---------- LISTING ----------
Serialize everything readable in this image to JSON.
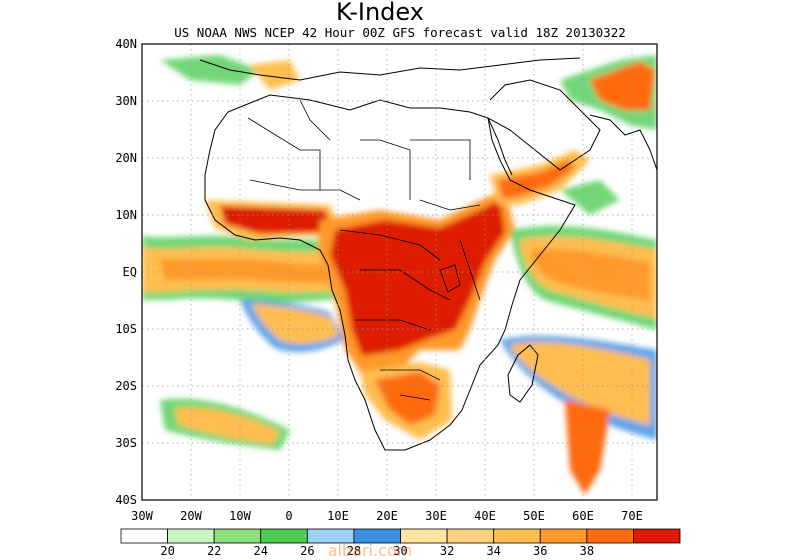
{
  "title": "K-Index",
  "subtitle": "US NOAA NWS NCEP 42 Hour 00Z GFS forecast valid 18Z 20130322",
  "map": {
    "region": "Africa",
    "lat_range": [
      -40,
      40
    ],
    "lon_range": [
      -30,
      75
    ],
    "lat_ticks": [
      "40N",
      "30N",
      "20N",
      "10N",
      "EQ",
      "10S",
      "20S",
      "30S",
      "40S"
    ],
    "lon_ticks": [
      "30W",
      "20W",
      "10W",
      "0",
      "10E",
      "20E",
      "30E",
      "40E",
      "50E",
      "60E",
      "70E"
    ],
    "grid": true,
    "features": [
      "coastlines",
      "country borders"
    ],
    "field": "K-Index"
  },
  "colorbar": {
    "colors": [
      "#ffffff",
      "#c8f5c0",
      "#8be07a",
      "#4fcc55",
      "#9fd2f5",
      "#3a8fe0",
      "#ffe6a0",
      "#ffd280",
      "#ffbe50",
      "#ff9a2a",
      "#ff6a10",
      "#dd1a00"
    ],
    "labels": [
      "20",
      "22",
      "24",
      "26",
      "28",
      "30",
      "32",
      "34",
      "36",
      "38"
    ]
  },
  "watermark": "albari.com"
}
----------
[STATED TASK]
From start to finish, output the listing exactly, but omit its pictures.

[TASK SOLUTION]
Serialize everything readable in this image to JSON.
{
  "title": "K-Index",
  "subtitle": "US NOAA NWS NCEP 42 Hour 00Z GFS forecast valid 18Z 20130322",
  "map": {
    "region": "Africa",
    "lat_range": [
      -40,
      40
    ],
    "lon_range": [
      -30,
      75
    ],
    "lat_ticks": [
      "40N",
      "30N",
      "20N",
      "10N",
      "EQ",
      "10S",
      "20S",
      "30S",
      "40S"
    ],
    "lon_ticks": [
      "30W",
      "20W",
      "10W",
      "0",
      "10E",
      "20E",
      "30E",
      "40E",
      "50E",
      "60E",
      "70E"
    ],
    "grid": true,
    "features": [
      "coastlines",
      "country borders"
    ],
    "field": "K-Index"
  },
  "colorbar": {
    "colors": [
      "#ffffff",
      "#c8f5c0",
      "#8be07a",
      "#4fcc55",
      "#9fd2f5",
      "#3a8fe0",
      "#ffe6a0",
      "#ffd280",
      "#ffbe50",
      "#ff9a2a",
      "#ff6a10",
      "#dd1a00"
    ],
    "labels": [
      "20",
      "22",
      "24",
      "26",
      "28",
      "30",
      "32",
      "34",
      "36",
      "38"
    ]
  },
  "watermark": "albari.com"
}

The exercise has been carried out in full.